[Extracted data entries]
BEGIN
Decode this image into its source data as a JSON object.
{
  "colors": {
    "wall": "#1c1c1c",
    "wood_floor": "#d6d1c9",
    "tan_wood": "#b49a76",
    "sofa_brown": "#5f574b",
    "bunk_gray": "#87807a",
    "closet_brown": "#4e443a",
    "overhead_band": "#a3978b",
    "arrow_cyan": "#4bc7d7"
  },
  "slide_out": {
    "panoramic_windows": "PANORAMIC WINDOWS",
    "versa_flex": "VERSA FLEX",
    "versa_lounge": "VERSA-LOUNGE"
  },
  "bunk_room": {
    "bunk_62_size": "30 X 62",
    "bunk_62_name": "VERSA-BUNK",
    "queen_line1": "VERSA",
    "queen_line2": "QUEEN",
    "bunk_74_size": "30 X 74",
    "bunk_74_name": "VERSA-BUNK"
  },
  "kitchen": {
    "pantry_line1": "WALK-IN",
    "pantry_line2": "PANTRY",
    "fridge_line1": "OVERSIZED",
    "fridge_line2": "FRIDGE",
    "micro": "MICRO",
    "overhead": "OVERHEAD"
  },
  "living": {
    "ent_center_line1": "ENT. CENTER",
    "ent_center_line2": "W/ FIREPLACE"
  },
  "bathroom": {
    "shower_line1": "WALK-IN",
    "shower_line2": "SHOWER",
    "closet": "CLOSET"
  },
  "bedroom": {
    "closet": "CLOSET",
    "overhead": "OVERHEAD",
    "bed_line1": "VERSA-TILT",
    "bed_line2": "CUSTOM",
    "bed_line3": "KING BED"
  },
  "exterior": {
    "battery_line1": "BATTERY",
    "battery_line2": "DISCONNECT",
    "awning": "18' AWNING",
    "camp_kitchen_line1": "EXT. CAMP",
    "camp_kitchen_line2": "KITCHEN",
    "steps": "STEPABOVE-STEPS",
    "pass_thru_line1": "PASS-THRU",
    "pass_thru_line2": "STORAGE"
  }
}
END
Copy each entry exactly, with nothing added or dropped.

◆ **Answer to this exercise**:
Decode this image into its source data as a JSON object.
{
  "colors": {
    "wall": "#1c1c1c",
    "wood_floor": "#d6d1c9",
    "tan_wood": "#b49a76",
    "sofa_brown": "#5f574b",
    "bunk_gray": "#87807a",
    "closet_brown": "#4e443a",
    "overhead_band": "#a3978b",
    "arrow_cyan": "#4bc7d7"
  },
  "slide_out": {
    "panoramic_windows": "PANORAMIC WINDOWS",
    "versa_flex": "VERSA FLEX",
    "versa_lounge": "VERSA-LOUNGE"
  },
  "bunk_room": {
    "bunk_62_size": "30 X 62",
    "bunk_62_name": "VERSA-BUNK",
    "queen_line1": "VERSA",
    "queen_line2": "QUEEN",
    "bunk_74_size": "30 X 74",
    "bunk_74_name": "VERSA-BUNK"
  },
  "kitchen": {
    "pantry_line1": "WALK-IN",
    "pantry_line2": "PANTRY",
    "fridge_line1": "OVERSIZED",
    "fridge_line2": "FRIDGE",
    "micro": "MICRO",
    "overhead": "OVERHEAD"
  },
  "living": {
    "ent_center_line1": "ENT. CENTER",
    "ent_center_line2": "W/ FIREPLACE"
  },
  "bathroom": {
    "shower_line1": "WALK-IN",
    "shower_line2": "SHOWER",
    "closet": "CLOSET"
  },
  "bedroom": {
    "closet": "CLOSET",
    "overhead": "OVERHEAD",
    "bed_line1": "VERSA-TILT",
    "bed_line2": "CUSTOM",
    "bed_line3": "KING BED"
  },
  "exterior": {
    "battery_line1": "BATTERY",
    "battery_line2": "DISCONNECT",
    "awning": "18' AWNING",
    "camp_kitchen_line1": "EXT. CAMP",
    "camp_kitchen_line2": "KITCHEN",
    "steps": "STEPABOVE-STEPS",
    "pass_thru_line1": "PASS-THRU",
    "pass_thru_line2": "STORAGE"
  }
}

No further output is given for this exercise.